Collected data entries:
^^^^

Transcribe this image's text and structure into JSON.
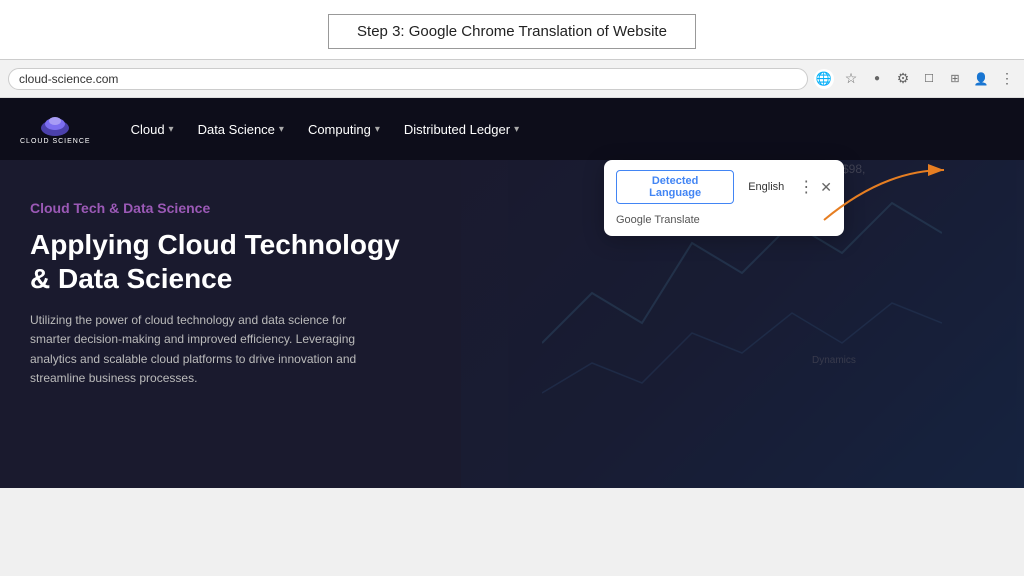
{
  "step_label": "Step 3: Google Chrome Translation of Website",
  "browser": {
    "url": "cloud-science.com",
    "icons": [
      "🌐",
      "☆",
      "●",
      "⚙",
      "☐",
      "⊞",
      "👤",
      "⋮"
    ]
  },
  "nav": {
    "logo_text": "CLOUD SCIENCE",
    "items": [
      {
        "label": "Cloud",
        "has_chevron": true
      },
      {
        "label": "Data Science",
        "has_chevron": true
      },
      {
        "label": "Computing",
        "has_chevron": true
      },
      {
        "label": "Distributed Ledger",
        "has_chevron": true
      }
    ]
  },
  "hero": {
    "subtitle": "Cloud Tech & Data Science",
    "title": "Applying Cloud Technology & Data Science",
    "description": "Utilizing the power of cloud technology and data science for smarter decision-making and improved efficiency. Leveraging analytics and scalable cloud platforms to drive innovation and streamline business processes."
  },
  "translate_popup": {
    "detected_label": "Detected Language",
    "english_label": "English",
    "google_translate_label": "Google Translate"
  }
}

^^^^

- **Task to complete**: Repeat each entry exactly as given; no pictures belong in the copy.

- **Exercise solution**:
Transcribe this image's text and structure into JSON.
{
  "step_label": "Step 3: Google Chrome Translation of Website",
  "browser": {
    "url": "cloud-science.com",
    "icons": [
      "🌐",
      "☆",
      "●",
      "⚙",
      "☐",
      "⊞",
      "👤",
      "⋮"
    ]
  },
  "nav": {
    "logo_text": "CLOUD SCIENCE",
    "items": [
      {
        "label": "Cloud",
        "has_chevron": true
      },
      {
        "label": "Data Science",
        "has_chevron": true
      },
      {
        "label": "Computing",
        "has_chevron": true
      },
      {
        "label": "Distributed Ledger",
        "has_chevron": true
      }
    ]
  },
  "hero": {
    "subtitle": "Cloud Tech & Data Science",
    "title": "Applying Cloud Technology & Data Science",
    "description": "Utilizing the power of cloud technology and data science for smarter decision-making and improved efficiency. Leveraging analytics and scalable cloud platforms to drive innovation and streamline business processes."
  },
  "translate_popup": {
    "detected_label": "Detected Language",
    "english_label": "English",
    "google_translate_label": "Google Translate"
  }
}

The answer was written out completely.